Document section:
Resource Spotlight: Courtlink in Lexis Advance

Within the Lexis Advance platform you’re already accustomed to using, you will now find Courtlink, which has previously been a separate Lexis product (and platform) excluded from our academic subscription. Courtlink allows you to search across dockets and court documents from all state and federal courts. Within Courtlink, there are also five categories of analytics called Strategic Profiles available: Litigant, Attorney/Law Firm, Judicial, Court, and Nature of Suit. So, what does all this give you?

Courtlink allows you to perform a keyword search across dockets, in documents, or both and customize jurisdiction. It also allows you to search by docket number, litigant, attorney, law firm, or judge. Once you have your search results, you can leverage the dynamic filters (to the left of your results) to further narrow in on pertinent items. Cause of action and case status are particularly helpful for finding a pleading or case of the same nature from an active or recently closed case. Also, because of the integration into the Lexis Advance platform, Courtlink is now more easily accessible from the square icon menu in the top left corner (it looks like a Rubik’s™ cube; see above). You can flip between Lexis Advance for your substantive legal research and Courtlink to pull court and litigation data without managing separate platforms. Courtlink has the familiar navigation, feel, and features of Lexis Advance’s design and interface, including filters, saving favorites, search syntax, algorithms, and search within results box.

Provided material:
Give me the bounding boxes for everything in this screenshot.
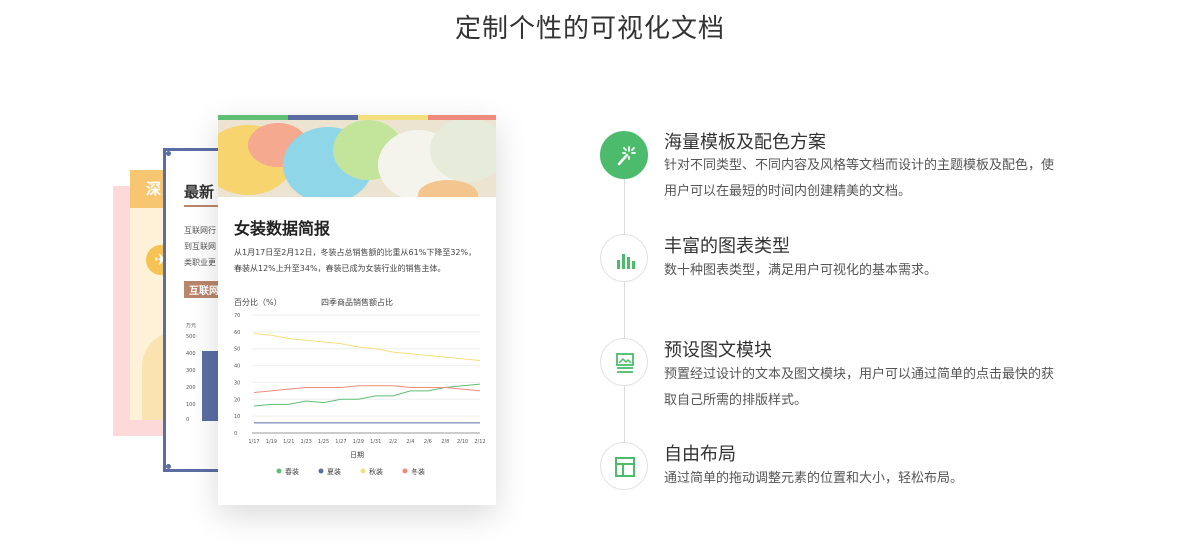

List of tasks:
1: List the five categories of Strategic Profiles analytics that the Courtlink spotlight says are available within Courtlink.
2: Reproduce the passage of the Courtlink spotlight from "Within the Lexis" up to and including "this give you?".

The solutions:
1:
Litigant
Attorney/Law Firm
Judicial
Court
Nature of Suit

2:
Within the Lexis Advance platform you’re already accustomed to using, you will now find Courtlink, which has previously been a separate Lexis product (and platform) excluded from our academic subscription. Courtlink allows you to search across dockets and court documents from all state and federal courts. Within Courtlink, there are also five categories of analytics called Strategic Profiles available: Litigant, Attorney/Law Firm, Judicial, Court, and Nature of Suit. So, what does all this give you?